» **Information supplied**:
.....

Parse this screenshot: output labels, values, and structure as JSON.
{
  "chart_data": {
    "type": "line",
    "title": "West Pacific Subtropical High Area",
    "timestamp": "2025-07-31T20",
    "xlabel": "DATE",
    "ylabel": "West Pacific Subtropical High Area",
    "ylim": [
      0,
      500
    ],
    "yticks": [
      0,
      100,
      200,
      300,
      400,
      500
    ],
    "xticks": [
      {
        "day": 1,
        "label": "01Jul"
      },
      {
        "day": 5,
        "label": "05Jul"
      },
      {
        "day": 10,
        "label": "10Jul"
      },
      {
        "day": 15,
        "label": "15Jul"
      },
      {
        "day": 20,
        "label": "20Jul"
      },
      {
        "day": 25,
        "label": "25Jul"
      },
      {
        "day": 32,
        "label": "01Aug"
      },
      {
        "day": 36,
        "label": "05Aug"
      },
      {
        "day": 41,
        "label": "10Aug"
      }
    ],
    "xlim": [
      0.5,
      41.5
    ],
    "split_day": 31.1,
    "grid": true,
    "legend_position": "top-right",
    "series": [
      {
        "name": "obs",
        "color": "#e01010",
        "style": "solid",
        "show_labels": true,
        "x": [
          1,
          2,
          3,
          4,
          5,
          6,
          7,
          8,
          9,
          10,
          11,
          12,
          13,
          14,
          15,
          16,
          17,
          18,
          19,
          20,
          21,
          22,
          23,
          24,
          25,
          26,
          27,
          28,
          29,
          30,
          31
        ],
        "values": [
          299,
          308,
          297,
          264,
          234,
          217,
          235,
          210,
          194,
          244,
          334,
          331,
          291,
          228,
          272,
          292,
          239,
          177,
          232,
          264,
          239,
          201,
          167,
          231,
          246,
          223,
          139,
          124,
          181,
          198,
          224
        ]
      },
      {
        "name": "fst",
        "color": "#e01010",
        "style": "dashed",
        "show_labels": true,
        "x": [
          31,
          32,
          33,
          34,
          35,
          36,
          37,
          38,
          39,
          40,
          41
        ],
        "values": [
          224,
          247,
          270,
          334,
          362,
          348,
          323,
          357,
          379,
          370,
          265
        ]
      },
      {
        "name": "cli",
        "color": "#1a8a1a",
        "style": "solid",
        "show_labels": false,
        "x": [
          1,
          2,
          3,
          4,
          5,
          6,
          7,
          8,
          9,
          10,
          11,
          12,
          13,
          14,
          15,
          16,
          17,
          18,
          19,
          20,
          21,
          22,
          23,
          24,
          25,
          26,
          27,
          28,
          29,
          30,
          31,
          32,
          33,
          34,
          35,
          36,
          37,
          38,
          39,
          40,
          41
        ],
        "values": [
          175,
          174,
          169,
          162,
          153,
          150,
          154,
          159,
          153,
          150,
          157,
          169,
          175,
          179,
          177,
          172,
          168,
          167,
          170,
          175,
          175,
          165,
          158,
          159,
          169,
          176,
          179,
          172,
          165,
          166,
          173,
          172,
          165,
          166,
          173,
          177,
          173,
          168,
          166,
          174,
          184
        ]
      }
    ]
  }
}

.....

Repeat the entries exactly, all of them.

Parse this screenshot: output labels, values, and structure as JSON.
{
  "chart_data": {
    "type": "line",
    "title": "West Pacific Subtropical High Area",
    "timestamp": "2025-07-31T20",
    "xlabel": "DATE",
    "ylabel": "West Pacific Subtropical High Area",
    "ylim": [
      0,
      500
    ],
    "yticks": [
      0,
      100,
      200,
      300,
      400,
      500
    ],
    "xticks": [
      {
        "day": 1,
        "label": "01Jul"
      },
      {
        "day": 5,
        "label": "05Jul"
      },
      {
        "day": 10,
        "label": "10Jul"
      },
      {
        "day": 15,
        "label": "15Jul"
      },
      {
        "day": 20,
        "label": "20Jul"
      },
      {
        "day": 25,
        "label": "25Jul"
      },
      {
        "day": 32,
        "label": "01Aug"
      },
      {
        "day": 36,
        "label": "05Aug"
      },
      {
        "day": 41,
        "label": "10Aug"
      }
    ],
    "xlim": [
      0.5,
      41.5
    ],
    "split_day": 31.1,
    "grid": true,
    "legend_position": "top-right",
    "series": [
      {
        "name": "obs",
        "color": "#e01010",
        "style": "solid",
        "show_labels": true,
        "x": [
          1,
          2,
          3,
          4,
          5,
          6,
          7,
          8,
          9,
          10,
          11,
          12,
          13,
          14,
          15,
          16,
          17,
          18,
          19,
          20,
          21,
          22,
          23,
          24,
          25,
          26,
          27,
          28,
          29,
          30,
          31
        ],
        "values": [
          299,
          308,
          297,
          264,
          234,
          217,
          235,
          210,
          194,
          244,
          334,
          331,
          291,
          228,
          272,
          292,
          239,
          177,
          232,
          264,
          239,
          201,
          167,
          231,
          246,
          223,
          139,
          124,
          181,
          198,
          224
        ]
      },
      {
        "name": "fst",
        "color": "#e01010",
        "style": "dashed",
        "show_labels": true,
        "x": [
          31,
          32,
          33,
          34,
          35,
          36,
          37,
          38,
          39,
          40,
          41
        ],
        "values": [
          224,
          247,
          270,
          334,
          362,
          348,
          323,
          357,
          379,
          370,
          265
        ]
      },
      {
        "name": "cli",
        "color": "#1a8a1a",
        "style": "solid",
        "show_labels": false,
        "x": [
          1,
          2,
          3,
          4,
          5,
          6,
          7,
          8,
          9,
          10,
          11,
          12,
          13,
          14,
          15,
          16,
          17,
          18,
          19,
          20,
          21,
          22,
          23,
          24,
          25,
          26,
          27,
          28,
          29,
          30,
          31,
          32,
          33,
          34,
          35,
          36,
          37,
          38,
          39,
          40,
          41
        ],
        "values": [
          175,
          174,
          169,
          162,
          153,
          150,
          154,
          159,
          153,
          150,
          157,
          169,
          175,
          179,
          177,
          172,
          168,
          167,
          170,
          175,
          175,
          165,
          158,
          159,
          169,
          176,
          179,
          172,
          165,
          166,
          173,
          172,
          165,
          166,
          173,
          177,
          173,
          168,
          166,
          174,
          184
        ]
      }
    ]
  }
}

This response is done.